(Written request):
Write out all of the lines below, exactly and completely.

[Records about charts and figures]
======
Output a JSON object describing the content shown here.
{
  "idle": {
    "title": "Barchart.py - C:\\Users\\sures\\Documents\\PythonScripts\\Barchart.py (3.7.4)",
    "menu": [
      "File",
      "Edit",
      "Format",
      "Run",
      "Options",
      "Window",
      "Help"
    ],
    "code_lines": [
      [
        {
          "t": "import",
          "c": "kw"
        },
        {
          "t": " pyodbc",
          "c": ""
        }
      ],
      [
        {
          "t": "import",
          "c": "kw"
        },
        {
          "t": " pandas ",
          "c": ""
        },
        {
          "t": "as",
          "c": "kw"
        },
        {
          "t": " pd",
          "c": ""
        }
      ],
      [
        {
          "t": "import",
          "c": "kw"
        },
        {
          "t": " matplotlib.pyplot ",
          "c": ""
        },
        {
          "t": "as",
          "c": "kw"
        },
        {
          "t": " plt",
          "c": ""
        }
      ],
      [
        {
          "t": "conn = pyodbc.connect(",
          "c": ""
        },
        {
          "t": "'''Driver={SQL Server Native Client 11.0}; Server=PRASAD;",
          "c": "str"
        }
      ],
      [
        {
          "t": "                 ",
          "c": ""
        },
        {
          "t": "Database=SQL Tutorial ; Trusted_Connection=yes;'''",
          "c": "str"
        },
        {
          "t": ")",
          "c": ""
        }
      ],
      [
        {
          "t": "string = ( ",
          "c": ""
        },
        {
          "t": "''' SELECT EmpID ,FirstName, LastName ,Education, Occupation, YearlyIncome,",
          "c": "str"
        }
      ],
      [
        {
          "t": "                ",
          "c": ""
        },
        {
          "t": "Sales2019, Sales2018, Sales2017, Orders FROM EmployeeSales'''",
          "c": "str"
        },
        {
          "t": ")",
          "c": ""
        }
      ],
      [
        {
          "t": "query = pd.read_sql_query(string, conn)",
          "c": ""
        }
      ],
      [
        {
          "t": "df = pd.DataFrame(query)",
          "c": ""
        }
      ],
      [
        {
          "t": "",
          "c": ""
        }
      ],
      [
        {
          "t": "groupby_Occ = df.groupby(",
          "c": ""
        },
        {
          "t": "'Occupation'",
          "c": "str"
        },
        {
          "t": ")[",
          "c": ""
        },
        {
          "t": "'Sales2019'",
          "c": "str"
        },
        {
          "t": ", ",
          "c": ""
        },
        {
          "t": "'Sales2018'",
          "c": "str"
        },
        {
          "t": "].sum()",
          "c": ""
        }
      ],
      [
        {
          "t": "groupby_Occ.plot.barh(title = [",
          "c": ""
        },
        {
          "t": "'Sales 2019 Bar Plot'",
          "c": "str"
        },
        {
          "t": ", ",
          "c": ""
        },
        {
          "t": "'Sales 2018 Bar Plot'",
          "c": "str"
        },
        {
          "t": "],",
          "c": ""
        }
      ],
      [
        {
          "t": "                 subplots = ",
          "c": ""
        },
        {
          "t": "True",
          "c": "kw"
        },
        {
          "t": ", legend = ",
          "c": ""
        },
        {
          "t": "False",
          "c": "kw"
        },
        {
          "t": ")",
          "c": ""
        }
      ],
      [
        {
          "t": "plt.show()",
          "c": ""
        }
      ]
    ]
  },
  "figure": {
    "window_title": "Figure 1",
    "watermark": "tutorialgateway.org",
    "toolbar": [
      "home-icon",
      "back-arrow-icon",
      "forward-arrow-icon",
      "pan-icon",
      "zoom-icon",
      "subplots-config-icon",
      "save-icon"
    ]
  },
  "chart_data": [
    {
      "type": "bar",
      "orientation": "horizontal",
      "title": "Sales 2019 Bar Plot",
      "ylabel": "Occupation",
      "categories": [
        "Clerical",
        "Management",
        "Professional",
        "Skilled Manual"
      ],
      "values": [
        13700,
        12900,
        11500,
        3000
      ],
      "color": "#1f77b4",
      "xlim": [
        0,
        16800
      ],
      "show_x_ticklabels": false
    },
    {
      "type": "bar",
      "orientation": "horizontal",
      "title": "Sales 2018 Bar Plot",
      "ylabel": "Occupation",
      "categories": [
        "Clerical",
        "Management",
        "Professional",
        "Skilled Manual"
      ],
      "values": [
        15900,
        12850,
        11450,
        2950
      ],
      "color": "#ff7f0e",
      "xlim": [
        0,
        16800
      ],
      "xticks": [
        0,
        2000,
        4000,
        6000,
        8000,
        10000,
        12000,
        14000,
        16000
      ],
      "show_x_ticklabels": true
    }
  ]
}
======
(Answer below):
Output a JSON object describing the content shown here.
{
  "idle": {
    "title": "Barchart.py - C:\\Users\\sures\\Documents\\PythonScripts\\Barchart.py (3.7.4)",
    "menu": [
      "File",
      "Edit",
      "Format",
      "Run",
      "Options",
      "Window",
      "Help"
    ],
    "code_lines": [
      [
        {
          "t": "import",
          "c": "kw"
        },
        {
          "t": " pyodbc",
          "c": ""
        }
      ],
      [
        {
          "t": "import",
          "c": "kw"
        },
        {
          "t": " pandas ",
          "c": ""
        },
        {
          "t": "as",
          "c": "kw"
        },
        {
          "t": " pd",
          "c": ""
        }
      ],
      [
        {
          "t": "import",
          "c": "kw"
        },
        {
          "t": " matplotlib.pyplot ",
          "c": ""
        },
        {
          "t": "as",
          "c": "kw"
        },
        {
          "t": " plt",
          "c": ""
        }
      ],
      [
        {
          "t": "conn = pyodbc.connect(",
          "c": ""
        },
        {
          "t": "'''Driver={SQL Server Native Client 11.0}; Server=PRASAD;",
          "c": "str"
        }
      ],
      [
        {
          "t": "                 ",
          "c": ""
        },
        {
          "t": "Database=SQL Tutorial ; Trusted_Connection=yes;'''",
          "c": "str"
        },
        {
          "t": ")",
          "c": ""
        }
      ],
      [
        {
          "t": "string = ( ",
          "c": ""
        },
        {
          "t": "''' SELECT EmpID ,FirstName, LastName ,Education, Occupation, YearlyIncome,",
          "c": "str"
        }
      ],
      [
        {
          "t": "                ",
          "c": ""
        },
        {
          "t": "Sales2019, Sales2018, Sales2017, Orders FROM EmployeeSales'''",
          "c": "str"
        },
        {
          "t": ")",
          "c": ""
        }
      ],
      [
        {
          "t": "query = pd.read_sql_query(string, conn)",
          "c": ""
        }
      ],
      [
        {
          "t": "df = pd.DataFrame(query)",
          "c": ""
        }
      ],
      [
        {
          "t": "",
          "c": ""
        }
      ],
      [
        {
          "t": "groupby_Occ = df.groupby(",
          "c": ""
        },
        {
          "t": "'Occupation'",
          "c": "str"
        },
        {
          "t": ")[",
          "c": ""
        },
        {
          "t": "'Sales2019'",
          "c": "str"
        },
        {
          "t": ", ",
          "c": ""
        },
        {
          "t": "'Sales2018'",
          "c": "str"
        },
        {
          "t": "].sum()",
          "c": ""
        }
      ],
      [
        {
          "t": "groupby_Occ.plot.barh(title = [",
          "c": ""
        },
        {
          "t": "'Sales 2019 Bar Plot'",
          "c": "str"
        },
        {
          "t": ", ",
          "c": ""
        },
        {
          "t": "'Sales 2018 Bar Plot'",
          "c": "str"
        },
        {
          "t": "],",
          "c": ""
        }
      ],
      [
        {
          "t": "                 subplots = ",
          "c": ""
        },
        {
          "t": "True",
          "c": "kw"
        },
        {
          "t": ", legend = ",
          "c": ""
        },
        {
          "t": "False",
          "c": "kw"
        },
        {
          "t": ")",
          "c": ""
        }
      ],
      [
        {
          "t": "plt.show()",
          "c": ""
        }
      ]
    ]
  },
  "figure": {
    "window_title": "Figure 1",
    "watermark": "tutorialgateway.org",
    "toolbar": [
      "home-icon",
      "back-arrow-icon",
      "forward-arrow-icon",
      "pan-icon",
      "zoom-icon",
      "subplots-config-icon",
      "save-icon"
    ]
  },
  "chart_data": [
    {
      "type": "bar",
      "orientation": "horizontal",
      "title": "Sales 2019 Bar Plot",
      "ylabel": "Occupation",
      "categories": [
        "Clerical",
        "Management",
        "Professional",
        "Skilled Manual"
      ],
      "values": [
        13700,
        12900,
        11500,
        3000
      ],
      "color": "#1f77b4",
      "xlim": [
        0,
        16800
      ],
      "show_x_ticklabels": false
    },
    {
      "type": "bar",
      "orientation": "horizontal",
      "title": "Sales 2018 Bar Plot",
      "ylabel": "Occupation",
      "categories": [
        "Clerical",
        "Management",
        "Professional",
        "Skilled Manual"
      ],
      "values": [
        15900,
        12850,
        11450,
        2950
      ],
      "color": "#ff7f0e",
      "xlim": [
        0,
        16800
      ],
      "xticks": [
        0,
        2000,
        4000,
        6000,
        8000,
        10000,
        12000,
        14000,
        16000
      ],
      "show_x_ticklabels": true
    }
  ]
}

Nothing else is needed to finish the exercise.